Extracts from a graphics dataset:

• • • • •

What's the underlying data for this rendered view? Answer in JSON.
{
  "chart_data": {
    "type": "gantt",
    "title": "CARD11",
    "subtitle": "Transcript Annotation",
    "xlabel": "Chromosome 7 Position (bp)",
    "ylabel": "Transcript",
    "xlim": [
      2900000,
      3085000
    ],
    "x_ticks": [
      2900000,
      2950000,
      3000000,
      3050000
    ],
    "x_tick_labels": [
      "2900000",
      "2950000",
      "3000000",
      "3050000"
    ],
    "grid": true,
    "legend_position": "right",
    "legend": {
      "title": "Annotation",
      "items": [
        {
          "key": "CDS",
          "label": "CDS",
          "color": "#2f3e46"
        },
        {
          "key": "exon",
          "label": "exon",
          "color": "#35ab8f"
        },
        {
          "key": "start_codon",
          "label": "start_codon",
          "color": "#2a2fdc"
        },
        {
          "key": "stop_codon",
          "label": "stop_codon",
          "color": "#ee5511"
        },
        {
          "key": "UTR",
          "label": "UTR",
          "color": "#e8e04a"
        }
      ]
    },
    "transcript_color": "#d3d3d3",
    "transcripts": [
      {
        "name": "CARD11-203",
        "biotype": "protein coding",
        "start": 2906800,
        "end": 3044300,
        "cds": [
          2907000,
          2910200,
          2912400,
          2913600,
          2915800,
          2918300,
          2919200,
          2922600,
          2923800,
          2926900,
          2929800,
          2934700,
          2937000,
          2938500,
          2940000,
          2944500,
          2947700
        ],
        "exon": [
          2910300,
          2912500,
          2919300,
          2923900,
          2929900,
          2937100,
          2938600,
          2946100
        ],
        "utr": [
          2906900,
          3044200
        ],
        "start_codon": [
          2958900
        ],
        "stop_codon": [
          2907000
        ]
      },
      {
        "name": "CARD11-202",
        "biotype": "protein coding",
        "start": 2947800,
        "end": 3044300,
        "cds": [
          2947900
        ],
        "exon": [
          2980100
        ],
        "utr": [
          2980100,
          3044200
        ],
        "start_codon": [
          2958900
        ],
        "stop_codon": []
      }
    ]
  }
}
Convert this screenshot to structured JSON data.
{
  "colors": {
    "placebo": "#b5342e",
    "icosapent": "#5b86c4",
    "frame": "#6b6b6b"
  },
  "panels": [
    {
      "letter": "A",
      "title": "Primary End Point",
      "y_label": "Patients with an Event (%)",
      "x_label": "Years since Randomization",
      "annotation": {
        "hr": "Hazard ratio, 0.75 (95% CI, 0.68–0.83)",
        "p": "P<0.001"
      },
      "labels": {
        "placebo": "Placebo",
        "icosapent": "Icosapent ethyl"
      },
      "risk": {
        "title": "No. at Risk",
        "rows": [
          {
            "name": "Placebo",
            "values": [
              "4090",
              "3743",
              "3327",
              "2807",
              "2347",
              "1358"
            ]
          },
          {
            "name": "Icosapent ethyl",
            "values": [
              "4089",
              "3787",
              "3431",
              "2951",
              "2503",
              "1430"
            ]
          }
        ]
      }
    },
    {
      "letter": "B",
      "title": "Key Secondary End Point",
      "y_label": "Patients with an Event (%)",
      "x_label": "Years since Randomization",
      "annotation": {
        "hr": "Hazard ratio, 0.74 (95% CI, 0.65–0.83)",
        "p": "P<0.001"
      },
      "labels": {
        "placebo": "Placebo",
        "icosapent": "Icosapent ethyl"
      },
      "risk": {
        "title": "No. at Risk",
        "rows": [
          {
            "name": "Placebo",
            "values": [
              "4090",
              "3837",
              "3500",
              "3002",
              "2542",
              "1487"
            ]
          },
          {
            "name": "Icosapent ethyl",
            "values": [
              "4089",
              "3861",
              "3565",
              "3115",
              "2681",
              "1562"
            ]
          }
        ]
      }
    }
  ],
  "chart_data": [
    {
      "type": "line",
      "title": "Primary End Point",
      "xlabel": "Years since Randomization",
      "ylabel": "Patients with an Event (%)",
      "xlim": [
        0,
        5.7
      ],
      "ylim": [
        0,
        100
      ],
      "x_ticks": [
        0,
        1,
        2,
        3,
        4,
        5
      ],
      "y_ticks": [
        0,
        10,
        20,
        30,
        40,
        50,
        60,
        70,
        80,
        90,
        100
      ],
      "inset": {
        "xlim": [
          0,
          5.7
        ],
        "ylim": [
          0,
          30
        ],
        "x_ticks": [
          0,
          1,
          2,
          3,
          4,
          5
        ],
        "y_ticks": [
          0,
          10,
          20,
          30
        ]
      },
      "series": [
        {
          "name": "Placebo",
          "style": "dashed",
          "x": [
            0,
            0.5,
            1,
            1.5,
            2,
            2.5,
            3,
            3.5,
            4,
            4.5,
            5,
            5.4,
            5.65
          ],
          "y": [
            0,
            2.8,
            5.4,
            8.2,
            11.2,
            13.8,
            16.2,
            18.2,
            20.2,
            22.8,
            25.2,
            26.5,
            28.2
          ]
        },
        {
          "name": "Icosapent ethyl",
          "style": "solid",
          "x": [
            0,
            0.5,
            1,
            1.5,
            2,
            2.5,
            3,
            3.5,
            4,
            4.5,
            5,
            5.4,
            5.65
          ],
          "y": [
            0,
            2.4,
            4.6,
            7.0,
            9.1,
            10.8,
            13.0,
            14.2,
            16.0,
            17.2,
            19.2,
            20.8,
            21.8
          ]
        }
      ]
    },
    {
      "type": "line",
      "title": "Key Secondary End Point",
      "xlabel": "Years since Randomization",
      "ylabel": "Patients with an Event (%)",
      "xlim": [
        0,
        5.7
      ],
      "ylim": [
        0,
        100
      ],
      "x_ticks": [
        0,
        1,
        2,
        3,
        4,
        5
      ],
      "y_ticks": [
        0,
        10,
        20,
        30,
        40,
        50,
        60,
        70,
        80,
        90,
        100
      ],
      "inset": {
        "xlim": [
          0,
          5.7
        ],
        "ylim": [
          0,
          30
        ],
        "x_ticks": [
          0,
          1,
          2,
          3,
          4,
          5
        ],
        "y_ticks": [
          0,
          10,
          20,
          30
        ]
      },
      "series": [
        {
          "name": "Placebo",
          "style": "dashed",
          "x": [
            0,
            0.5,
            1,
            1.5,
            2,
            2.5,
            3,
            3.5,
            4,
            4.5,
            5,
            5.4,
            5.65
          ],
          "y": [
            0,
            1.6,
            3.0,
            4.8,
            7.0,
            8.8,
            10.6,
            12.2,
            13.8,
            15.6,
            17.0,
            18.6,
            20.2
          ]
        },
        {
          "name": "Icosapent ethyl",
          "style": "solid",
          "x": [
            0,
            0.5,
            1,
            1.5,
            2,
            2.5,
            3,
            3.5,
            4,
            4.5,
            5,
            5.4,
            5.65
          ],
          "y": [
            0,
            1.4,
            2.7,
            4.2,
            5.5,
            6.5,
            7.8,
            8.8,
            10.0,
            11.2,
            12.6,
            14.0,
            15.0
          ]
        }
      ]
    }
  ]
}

• • • • •

*Work instruction*
All entries above are to be transcribed verbatim.

*Result*
What's the underlying data for this rendered view? Answer in JSON.
{
  "chart_data": {
    "type": "gantt",
    "title": "CARD11",
    "subtitle": "Transcript Annotation",
    "xlabel": "Chromosome 7 Position (bp)",
    "ylabel": "Transcript",
    "xlim": [
      2900000,
      3085000
    ],
    "x_ticks": [
      2900000,
      2950000,
      3000000,
      3050000
    ],
    "x_tick_labels": [
      "2900000",
      "2950000",
      "3000000",
      "3050000"
    ],
    "grid": true,
    "legend_position": "right",
    "legend": {
      "title": "Annotation",
      "items": [
        {
          "key": "CDS",
          "label": "CDS",
          "color": "#2f3e46"
        },
        {
          "key": "exon",
          "label": "exon",
          "color": "#35ab8f"
        },
        {
          "key": "start_codon",
          "label": "start_codon",
          "color": "#2a2fdc"
        },
        {
          "key": "stop_codon",
          "label": "stop_codon",
          "color": "#ee5511"
        },
        {
          "key": "UTR",
          "label": "UTR",
          "color": "#e8e04a"
        }
      ]
    },
    "transcript_color": "#d3d3d3",
    "transcripts": [
      {
        "name": "CARD11-203",
        "biotype": "protein coding",
        "start": 2906800,
        "end": 3044300,
        "cds": [
          2907000,
          2910200,
          2912400,
          2913600,
          2915800,
          2918300,
          2919200,
          2922600,
          2923800,
          2926900,
          2929800,
          2934700,
          2937000,
          2938500,
          2940000,
          2944500,
          2947700
        ],
        "exon": [
          2910300,
          2912500,
          2919300,
          2923900,
          2929900,
          2937100,
          2938600,
          2946100
        ],
        "utr": [
          2906900,
          3044200
        ],
        "start_codon": [
          2958900
        ],
        "stop_codon": [
          2907000
        ]
      },
      {
        "name": "CARD11-202",
        "biotype": "protein coding",
        "start": 2947800,
        "end": 3044300,
        "cds": [
          2947900
        ],
        "exon": [
          2980100
        ],
        "utr": [
          2980100,
          3044200
        ],
        "start_codon": [
          2958900
        ],
        "stop_codon": []
      }
    ]
  }
}
Convert this screenshot to structured JSON data.
{
  "colors": {
    "placebo": "#b5342e",
    "icosapent": "#5b86c4",
    "frame": "#6b6b6b"
  },
  "panels": [
    {
      "letter": "A",
      "title": "Primary End Point",
      "y_label": "Patients with an Event (%)",
      "x_label": "Years since Randomization",
      "annotation": {
        "hr": "Hazard ratio, 0.75 (95% CI, 0.68–0.83)",
        "p": "P<0.001"
      },
      "labels": {
        "placebo": "Placebo",
        "icosapent": "Icosapent ethyl"
      },
      "risk": {
        "title": "No. at Risk",
        "rows": [
          {
            "name": "Placebo",
            "values": [
              "4090",
              "3743",
              "3327",
              "2807",
              "2347",
              "1358"
            ]
          },
          {
            "name": "Icosapent ethyl",
            "values": [
              "4089",
              "3787",
              "3431",
              "2951",
              "2503",
              "1430"
            ]
          }
        ]
      }
    },
    {
      "letter": "B",
      "title": "Key Secondary End Point",
      "y_label": "Patients with an Event (%)",
      "x_label": "Years since Randomization",
      "annotation": {
        "hr": "Hazard ratio, 0.74 (95% CI, 0.65–0.83)",
        "p": "P<0.001"
      },
      "labels": {
        "placebo": "Placebo",
        "icosapent": "Icosapent ethyl"
      },
      "risk": {
        "title": "No. at Risk",
        "rows": [
          {
            "name": "Placebo",
            "values": [
              "4090",
              "3837",
              "3500",
              "3002",
              "2542",
              "1487"
            ]
          },
          {
            "name": "Icosapent ethyl",
            "values": [
              "4089",
              "3861",
              "3565",
              "3115",
              "2681",
              "1562"
            ]
          }
        ]
      }
    }
  ],
  "chart_data": [
    {
      "type": "line",
      "title": "Primary End Point",
      "xlabel": "Years since Randomization",
      "ylabel": "Patients with an Event (%)",
      "xlim": [
        0,
        5.7
      ],
      "ylim": [
        0,
        100
      ],
      "x_ticks": [
        0,
        1,
        2,
        3,
        4,
        5
      ],
      "y_ticks": [
        0,
        10,
        20,
        30,
        40,
        50,
        60,
        70,
        80,
        90,
        100
      ],
      "inset": {
        "xlim": [
          0,
          5.7
        ],
        "ylim": [
          0,
          30
        ],
        "x_ticks": [
          0,
          1,
          2,
          3,
          4,
          5
        ],
        "y_ticks": [
          0,
          10,
          20,
          30
        ]
      },
      "series": [
        {
          "name": "Placebo",
          "style": "dashed",
          "x": [
            0,
            0.5,
            1,
            1.5,
            2,
            2.5,
            3,
            3.5,
            4,
            4.5,
            5,
            5.4,
            5.65
          ],
          "y": [
            0,
            2.8,
            5.4,
            8.2,
            11.2,
            13.8,
            16.2,
            18.2,
            20.2,
            22.8,
            25.2,
            26.5,
            28.2
          ]
        },
        {
          "name": "Icosapent ethyl",
          "style": "solid",
          "x": [
            0,
            0.5,
            1,
            1.5,
            2,
            2.5,
            3,
            3.5,
            4,
            4.5,
            5,
            5.4,
            5.65
          ],
          "y": [
            0,
            2.4,
            4.6,
            7.0,
            9.1,
            10.8,
            13.0,
            14.2,
            16.0,
            17.2,
            19.2,
            20.8,
            21.8
          ]
        }
      ]
    },
    {
      "type": "line",
      "title": "Key Secondary End Point",
      "xlabel": "Years since Randomization",
      "ylabel": "Patients with an Event (%)",
      "xlim": [
        0,
        5.7
      ],
      "ylim": [
        0,
        100
      ],
      "x_ticks": [
        0,
        1,
        2,
        3,
        4,
        5
      ],
      "y_ticks": [
        0,
        10,
        20,
        30,
        40,
        50,
        60,
        70,
        80,
        90,
        100
      ],
      "inset": {
        "xlim": [
          0,
          5.7
        ],
        "ylim": [
          0,
          30
        ],
        "x_ticks": [
          0,
          1,
          2,
          3,
          4,
          5
        ],
        "y_ticks": [
          0,
          10,
          20,
          30
        ]
      },
      "series": [
        {
          "name": "Placebo",
          "style": "dashed",
          "x": [
            0,
            0.5,
            1,
            1.5,
            2,
            2.5,
            3,
            3.5,
            4,
            4.5,
            5,
            5.4,
            5.65
          ],
          "y": [
            0,
            1.6,
            3.0,
            4.8,
            7.0,
            8.8,
            10.6,
            12.2,
            13.8,
            15.6,
            17.0,
            18.6,
            20.2
          ]
        },
        {
          "name": "Icosapent ethyl",
          "style": "solid",
          "x": [
            0,
            0.5,
            1,
            1.5,
            2,
            2.5,
            3,
            3.5,
            4,
            4.5,
            5,
            5.4,
            5.65
          ],
          "y": [
            0,
            1.4,
            2.7,
            4.2,
            5.5,
            6.5,
            7.8,
            8.8,
            10.0,
            11.2,
            12.6,
            14.0,
            15.0
          ]
        }
      ]
    }
  ]
}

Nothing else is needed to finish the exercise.